## WORK INSTRUCTIONS
Look below for the line that contains "Output the underlying", then copy it and each following line to the end of the records, minus any pictures.

## RAW RECORDS
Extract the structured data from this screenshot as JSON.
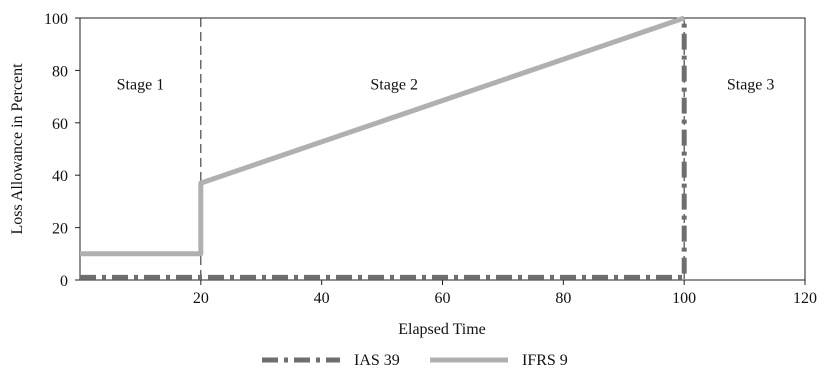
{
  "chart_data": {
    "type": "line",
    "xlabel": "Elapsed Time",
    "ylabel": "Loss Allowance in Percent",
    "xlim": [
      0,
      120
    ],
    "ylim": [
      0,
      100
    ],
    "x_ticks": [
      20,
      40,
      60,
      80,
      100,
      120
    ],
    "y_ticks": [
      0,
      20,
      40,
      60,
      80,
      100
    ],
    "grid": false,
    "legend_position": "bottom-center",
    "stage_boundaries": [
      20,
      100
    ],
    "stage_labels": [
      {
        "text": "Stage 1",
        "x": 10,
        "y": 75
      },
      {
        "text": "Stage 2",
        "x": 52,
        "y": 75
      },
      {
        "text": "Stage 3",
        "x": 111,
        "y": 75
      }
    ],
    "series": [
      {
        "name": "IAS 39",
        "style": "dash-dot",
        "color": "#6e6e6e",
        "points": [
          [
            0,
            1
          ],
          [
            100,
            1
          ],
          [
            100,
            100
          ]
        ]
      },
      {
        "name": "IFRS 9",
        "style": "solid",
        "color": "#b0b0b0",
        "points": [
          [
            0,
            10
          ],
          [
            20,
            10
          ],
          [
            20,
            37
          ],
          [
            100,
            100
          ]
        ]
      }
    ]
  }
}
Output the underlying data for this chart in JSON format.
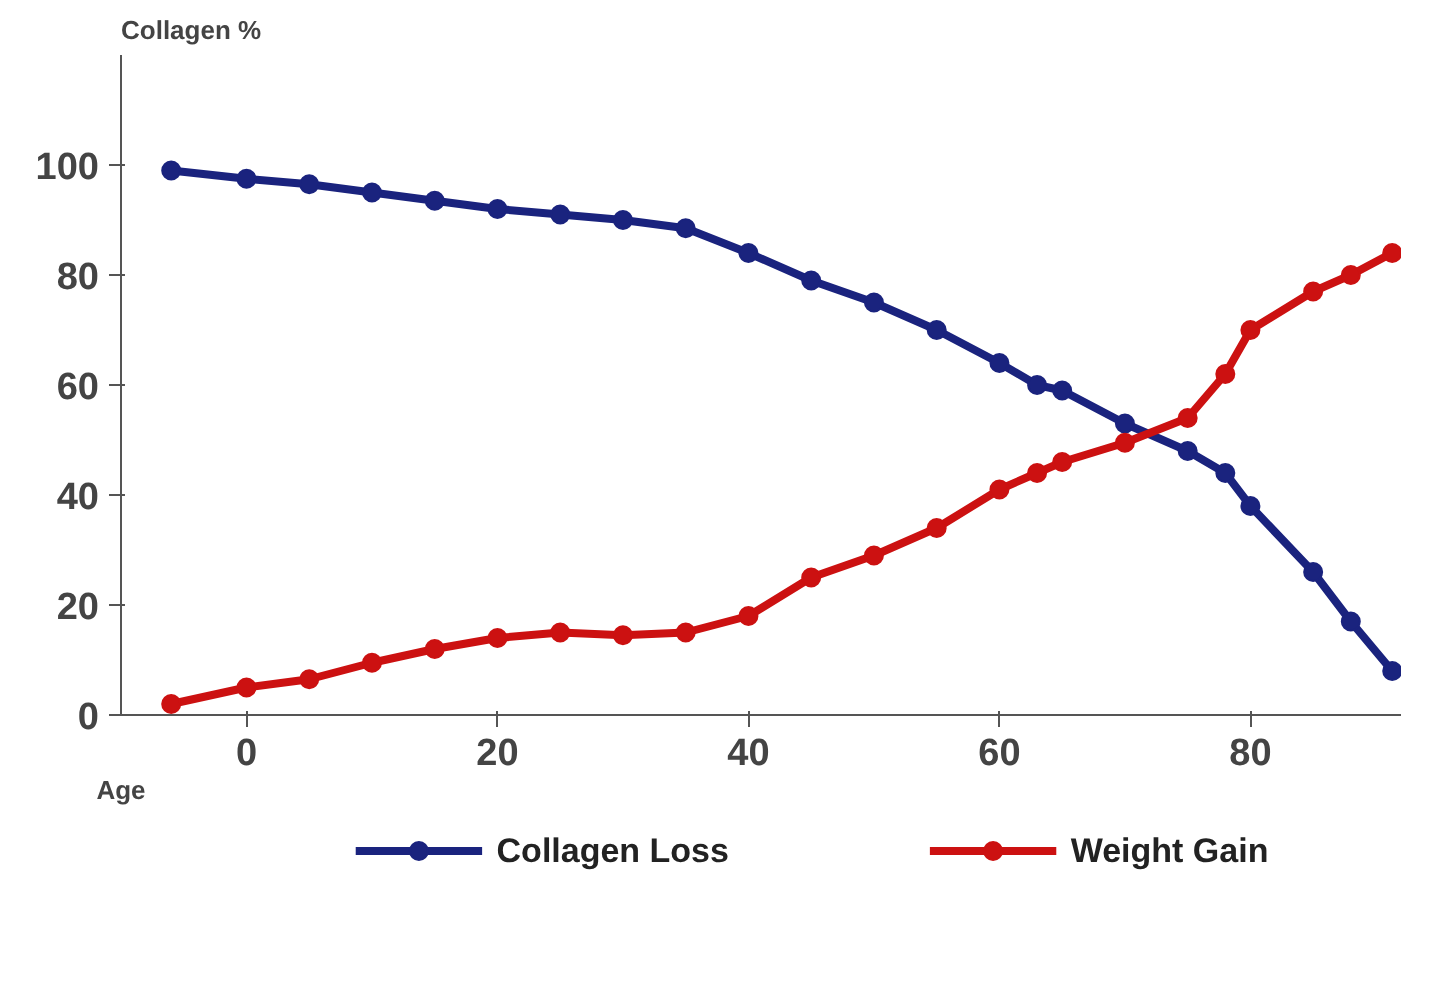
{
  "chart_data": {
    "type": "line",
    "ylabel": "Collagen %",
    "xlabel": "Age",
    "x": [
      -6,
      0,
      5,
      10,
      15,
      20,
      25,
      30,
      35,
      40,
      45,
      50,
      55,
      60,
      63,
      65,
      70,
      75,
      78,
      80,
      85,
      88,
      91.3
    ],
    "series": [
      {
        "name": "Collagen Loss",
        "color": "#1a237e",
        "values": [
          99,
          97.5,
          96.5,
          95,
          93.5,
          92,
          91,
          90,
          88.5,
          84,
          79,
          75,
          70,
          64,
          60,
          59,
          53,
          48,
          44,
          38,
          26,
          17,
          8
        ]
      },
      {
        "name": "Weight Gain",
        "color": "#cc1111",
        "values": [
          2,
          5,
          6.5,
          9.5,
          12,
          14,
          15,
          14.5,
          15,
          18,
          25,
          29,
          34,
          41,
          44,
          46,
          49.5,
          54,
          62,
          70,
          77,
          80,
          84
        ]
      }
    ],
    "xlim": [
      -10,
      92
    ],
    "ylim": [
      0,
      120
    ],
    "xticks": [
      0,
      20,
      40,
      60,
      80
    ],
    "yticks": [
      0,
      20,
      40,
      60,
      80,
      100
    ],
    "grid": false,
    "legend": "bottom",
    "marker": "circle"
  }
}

## OUTPUT BELOW
Output the underlying data for this chart in JSON format.
{
  "chart_data": {
    "type": "line",
    "ylabel": "Collagen %",
    "xlabel": "Age",
    "x": [
      -6,
      0,
      5,
      10,
      15,
      20,
      25,
      30,
      35,
      40,
      45,
      50,
      55,
      60,
      63,
      65,
      70,
      75,
      78,
      80,
      85,
      88,
      91.3
    ],
    "series": [
      {
        "name": "Collagen Loss",
        "color": "#1a237e",
        "values": [
          99,
          97.5,
          96.5,
          95,
          93.5,
          92,
          91,
          90,
          88.5,
          84,
          79,
          75,
          70,
          64,
          60,
          59,
          53,
          48,
          44,
          38,
          26,
          17,
          8
        ]
      },
      {
        "name": "Weight Gain",
        "color": "#cc1111",
        "values": [
          2,
          5,
          6.5,
          9.5,
          12,
          14,
          15,
          14.5,
          15,
          18,
          25,
          29,
          34,
          41,
          44,
          46,
          49.5,
          54,
          62,
          70,
          77,
          80,
          84
        ]
      }
    ],
    "xlim": [
      -10,
      92
    ],
    "ylim": [
      0,
      120
    ],
    "xticks": [
      0,
      20,
      40,
      60,
      80
    ],
    "yticks": [
      0,
      20,
      40,
      60,
      80,
      100
    ],
    "grid": false,
    "legend": "bottom",
    "marker": "circle"
  }
}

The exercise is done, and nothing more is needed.